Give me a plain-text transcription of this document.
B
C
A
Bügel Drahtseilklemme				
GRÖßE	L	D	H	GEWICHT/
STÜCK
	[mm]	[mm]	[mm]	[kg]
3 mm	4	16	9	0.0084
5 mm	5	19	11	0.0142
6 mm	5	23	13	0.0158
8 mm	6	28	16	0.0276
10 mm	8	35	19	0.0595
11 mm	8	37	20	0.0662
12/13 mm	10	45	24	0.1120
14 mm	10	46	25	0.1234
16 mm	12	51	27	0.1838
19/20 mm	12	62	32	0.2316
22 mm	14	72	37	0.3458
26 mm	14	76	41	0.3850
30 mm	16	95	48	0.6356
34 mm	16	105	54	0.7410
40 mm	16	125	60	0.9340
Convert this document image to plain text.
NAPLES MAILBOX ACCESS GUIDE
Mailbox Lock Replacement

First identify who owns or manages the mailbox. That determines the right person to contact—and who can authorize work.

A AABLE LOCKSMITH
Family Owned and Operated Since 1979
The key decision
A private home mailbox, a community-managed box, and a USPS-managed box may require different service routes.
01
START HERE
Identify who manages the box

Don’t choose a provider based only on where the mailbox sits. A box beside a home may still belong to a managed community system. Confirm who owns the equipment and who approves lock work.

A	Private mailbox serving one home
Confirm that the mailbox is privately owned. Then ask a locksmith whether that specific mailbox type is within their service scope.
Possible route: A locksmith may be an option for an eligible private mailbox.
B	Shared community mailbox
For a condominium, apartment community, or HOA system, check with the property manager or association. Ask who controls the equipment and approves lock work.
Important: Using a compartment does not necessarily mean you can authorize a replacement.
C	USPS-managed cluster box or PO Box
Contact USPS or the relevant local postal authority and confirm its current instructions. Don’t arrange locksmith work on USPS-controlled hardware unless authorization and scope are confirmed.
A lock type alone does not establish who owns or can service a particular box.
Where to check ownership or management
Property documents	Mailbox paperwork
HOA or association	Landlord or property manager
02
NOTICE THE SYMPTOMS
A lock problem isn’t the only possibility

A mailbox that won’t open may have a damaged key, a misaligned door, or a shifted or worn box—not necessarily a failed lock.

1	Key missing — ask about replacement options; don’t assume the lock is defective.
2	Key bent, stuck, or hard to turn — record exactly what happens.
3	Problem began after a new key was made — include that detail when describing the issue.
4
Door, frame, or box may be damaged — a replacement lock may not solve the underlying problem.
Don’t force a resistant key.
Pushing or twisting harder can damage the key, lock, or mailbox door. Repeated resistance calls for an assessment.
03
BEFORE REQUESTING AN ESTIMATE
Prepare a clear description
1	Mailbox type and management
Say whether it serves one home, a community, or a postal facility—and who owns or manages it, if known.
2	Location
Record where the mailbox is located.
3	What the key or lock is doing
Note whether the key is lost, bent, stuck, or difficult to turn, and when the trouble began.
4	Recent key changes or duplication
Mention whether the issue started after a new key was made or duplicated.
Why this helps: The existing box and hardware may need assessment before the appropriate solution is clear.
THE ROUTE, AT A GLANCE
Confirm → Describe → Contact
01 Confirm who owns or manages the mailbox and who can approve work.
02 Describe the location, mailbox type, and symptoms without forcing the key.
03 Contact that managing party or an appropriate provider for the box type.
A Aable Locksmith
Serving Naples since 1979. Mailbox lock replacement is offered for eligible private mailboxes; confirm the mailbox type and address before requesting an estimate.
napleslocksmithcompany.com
________________________________________
■ **WORK TO DO**
Looking at the data above, show all lines where the word "owns" occurs.

■ **COMPLETE OUTPUT**
First identify who owns or manages the mailbox. That determines the right person to contact—and who can authorize work.
Don’t choose a provider based only on where the mailbox sits. A box beside a home may still belong to a managed community system. Confirm who owns the equipment and who approves lock work.
A lock type alone does not establish who owns or can service a particular box.
Say whether it serves one home, a community, or a postal facility—and who owns or manages it, if known.
01 Confirm who owns or manages the mailbox and who can approve work.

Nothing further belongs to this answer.